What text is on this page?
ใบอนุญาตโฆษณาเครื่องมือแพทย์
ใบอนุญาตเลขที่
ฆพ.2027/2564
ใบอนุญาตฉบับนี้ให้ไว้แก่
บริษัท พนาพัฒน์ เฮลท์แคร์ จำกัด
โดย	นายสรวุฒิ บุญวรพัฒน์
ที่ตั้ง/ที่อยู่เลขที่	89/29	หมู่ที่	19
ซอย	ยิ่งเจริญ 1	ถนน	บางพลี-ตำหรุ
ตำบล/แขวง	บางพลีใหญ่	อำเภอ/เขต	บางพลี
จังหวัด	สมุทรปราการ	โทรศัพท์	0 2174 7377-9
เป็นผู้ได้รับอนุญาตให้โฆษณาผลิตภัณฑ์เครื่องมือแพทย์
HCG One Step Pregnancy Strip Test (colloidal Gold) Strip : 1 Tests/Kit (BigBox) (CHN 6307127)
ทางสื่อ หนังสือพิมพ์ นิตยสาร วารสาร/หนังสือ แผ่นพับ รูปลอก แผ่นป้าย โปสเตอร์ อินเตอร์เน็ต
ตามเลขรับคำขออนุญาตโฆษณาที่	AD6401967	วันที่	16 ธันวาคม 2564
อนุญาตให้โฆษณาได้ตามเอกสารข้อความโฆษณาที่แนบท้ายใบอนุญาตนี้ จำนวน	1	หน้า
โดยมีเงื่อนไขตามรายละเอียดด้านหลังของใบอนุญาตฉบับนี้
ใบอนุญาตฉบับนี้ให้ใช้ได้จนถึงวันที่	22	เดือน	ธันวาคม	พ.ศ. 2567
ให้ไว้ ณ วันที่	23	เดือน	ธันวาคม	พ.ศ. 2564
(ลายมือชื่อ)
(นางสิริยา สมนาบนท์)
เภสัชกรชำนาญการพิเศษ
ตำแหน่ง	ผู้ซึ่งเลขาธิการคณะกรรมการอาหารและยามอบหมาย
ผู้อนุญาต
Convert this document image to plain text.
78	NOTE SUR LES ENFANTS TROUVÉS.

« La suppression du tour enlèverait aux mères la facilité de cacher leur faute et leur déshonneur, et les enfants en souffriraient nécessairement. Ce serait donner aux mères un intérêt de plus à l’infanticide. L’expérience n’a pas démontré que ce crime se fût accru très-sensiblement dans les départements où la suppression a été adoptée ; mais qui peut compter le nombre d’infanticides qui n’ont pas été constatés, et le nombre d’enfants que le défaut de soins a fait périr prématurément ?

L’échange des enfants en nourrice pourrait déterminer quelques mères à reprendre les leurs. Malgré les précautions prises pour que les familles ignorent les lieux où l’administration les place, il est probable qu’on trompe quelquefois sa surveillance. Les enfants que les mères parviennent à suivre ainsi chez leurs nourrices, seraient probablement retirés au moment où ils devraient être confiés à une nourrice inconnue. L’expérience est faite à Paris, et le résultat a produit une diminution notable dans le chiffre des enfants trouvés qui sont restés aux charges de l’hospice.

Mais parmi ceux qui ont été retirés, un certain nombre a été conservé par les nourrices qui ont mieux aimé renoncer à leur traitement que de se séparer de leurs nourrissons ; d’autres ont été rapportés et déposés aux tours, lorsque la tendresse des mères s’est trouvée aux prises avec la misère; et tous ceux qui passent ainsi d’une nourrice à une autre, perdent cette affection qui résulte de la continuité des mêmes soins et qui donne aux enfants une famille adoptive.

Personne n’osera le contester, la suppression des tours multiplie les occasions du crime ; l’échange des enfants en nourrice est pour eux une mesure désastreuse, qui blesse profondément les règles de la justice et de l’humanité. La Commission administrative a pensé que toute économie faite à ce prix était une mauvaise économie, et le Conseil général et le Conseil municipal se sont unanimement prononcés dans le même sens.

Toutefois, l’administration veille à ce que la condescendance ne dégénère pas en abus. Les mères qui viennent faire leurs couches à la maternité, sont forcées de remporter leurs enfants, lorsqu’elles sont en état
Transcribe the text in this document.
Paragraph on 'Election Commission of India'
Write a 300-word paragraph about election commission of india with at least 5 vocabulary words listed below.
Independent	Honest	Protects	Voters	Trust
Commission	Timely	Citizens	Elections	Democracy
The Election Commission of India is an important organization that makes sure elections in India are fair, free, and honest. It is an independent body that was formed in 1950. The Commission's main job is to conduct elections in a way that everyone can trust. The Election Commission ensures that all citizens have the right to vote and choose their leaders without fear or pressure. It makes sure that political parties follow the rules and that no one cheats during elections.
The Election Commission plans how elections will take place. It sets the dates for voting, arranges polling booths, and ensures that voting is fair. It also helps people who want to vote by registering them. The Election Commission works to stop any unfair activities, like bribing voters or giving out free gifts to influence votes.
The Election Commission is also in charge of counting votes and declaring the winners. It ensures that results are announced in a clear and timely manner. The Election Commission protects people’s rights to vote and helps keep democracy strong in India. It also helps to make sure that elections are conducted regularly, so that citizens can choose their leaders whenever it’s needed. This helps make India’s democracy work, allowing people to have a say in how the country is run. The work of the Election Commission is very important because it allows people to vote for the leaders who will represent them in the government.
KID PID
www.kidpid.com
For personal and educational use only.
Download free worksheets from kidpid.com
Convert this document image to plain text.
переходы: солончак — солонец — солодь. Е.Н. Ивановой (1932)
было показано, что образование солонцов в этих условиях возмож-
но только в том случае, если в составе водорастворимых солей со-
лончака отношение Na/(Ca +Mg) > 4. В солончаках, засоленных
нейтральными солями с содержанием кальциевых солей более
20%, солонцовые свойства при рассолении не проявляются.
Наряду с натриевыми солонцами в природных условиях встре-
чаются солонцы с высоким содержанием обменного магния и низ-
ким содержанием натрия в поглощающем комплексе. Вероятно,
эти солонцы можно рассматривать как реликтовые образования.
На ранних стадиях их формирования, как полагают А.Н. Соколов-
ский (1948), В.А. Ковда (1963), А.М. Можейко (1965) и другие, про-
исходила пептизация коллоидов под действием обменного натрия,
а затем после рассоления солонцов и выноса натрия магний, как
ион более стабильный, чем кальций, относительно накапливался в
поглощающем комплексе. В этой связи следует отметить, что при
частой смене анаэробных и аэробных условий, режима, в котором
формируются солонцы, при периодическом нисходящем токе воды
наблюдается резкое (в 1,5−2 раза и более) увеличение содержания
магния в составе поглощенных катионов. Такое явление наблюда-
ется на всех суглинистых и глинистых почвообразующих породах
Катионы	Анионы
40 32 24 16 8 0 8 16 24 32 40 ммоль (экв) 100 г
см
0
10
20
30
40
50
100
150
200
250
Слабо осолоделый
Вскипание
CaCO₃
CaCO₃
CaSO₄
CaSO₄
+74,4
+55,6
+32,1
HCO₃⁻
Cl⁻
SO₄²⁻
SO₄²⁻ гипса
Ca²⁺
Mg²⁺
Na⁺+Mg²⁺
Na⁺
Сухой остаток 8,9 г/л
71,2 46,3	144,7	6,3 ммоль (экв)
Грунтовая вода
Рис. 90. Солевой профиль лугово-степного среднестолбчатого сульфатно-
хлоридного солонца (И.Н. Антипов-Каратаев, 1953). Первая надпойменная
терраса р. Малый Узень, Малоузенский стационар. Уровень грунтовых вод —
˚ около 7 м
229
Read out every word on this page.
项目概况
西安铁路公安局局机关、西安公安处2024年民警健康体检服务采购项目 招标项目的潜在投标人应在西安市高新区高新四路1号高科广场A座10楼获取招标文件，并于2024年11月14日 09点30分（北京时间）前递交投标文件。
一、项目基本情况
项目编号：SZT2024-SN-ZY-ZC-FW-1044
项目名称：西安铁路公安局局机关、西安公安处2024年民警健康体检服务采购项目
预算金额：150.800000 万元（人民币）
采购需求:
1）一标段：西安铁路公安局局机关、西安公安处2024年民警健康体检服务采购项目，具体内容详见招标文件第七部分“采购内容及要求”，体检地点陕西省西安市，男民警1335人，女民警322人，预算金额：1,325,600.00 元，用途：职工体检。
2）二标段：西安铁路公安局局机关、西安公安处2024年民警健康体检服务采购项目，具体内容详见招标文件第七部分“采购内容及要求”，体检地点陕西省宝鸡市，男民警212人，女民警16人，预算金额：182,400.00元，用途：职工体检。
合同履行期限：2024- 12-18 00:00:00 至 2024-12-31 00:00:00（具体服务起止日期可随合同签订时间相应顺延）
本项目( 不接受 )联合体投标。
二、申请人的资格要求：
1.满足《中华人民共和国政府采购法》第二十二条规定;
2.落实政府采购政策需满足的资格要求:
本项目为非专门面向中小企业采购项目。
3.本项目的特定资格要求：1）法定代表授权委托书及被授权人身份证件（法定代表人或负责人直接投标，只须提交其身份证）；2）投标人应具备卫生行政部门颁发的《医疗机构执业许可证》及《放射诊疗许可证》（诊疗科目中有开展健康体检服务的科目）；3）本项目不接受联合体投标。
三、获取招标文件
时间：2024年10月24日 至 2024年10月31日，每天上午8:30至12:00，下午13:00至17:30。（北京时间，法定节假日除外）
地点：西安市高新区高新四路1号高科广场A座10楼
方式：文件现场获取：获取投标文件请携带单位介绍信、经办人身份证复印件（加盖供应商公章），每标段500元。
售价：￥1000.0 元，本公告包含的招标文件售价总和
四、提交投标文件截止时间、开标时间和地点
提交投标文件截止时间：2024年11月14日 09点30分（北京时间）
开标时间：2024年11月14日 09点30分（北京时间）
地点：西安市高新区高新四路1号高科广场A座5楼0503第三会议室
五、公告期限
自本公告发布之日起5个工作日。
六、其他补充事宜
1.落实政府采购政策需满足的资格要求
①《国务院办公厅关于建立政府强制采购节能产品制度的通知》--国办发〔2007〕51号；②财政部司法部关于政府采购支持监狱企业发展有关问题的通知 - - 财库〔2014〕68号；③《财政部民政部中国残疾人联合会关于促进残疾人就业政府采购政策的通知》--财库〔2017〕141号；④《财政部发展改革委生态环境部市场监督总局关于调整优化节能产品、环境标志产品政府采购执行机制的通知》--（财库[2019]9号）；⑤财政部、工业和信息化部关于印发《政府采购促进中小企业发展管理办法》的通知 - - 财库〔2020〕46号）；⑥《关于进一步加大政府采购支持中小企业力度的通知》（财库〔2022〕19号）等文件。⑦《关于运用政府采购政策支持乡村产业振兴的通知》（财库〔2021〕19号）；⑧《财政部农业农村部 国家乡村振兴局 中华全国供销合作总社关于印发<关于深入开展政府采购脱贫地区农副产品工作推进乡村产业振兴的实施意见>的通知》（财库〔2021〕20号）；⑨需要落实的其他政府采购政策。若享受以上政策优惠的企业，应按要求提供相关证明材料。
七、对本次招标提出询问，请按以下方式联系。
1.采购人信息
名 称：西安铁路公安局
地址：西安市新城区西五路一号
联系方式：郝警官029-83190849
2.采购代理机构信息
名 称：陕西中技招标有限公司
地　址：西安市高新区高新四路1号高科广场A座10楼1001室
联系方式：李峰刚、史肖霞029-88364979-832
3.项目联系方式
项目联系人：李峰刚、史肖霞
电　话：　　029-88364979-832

Problem details:
Display every line of the listing that contains the string "ญาตให".

Answer to the task:
เป็นผู้ได้รับอนุญาตให้โฆษณาผลิตภัณฑ์เครื่องมือแพทย์
อนุญาตให้โฆษณาได้ตามเอกสารข้อความโฆษณาที่แนบท้ายใบอนุญาตนี้ จำนวน	1	หน้า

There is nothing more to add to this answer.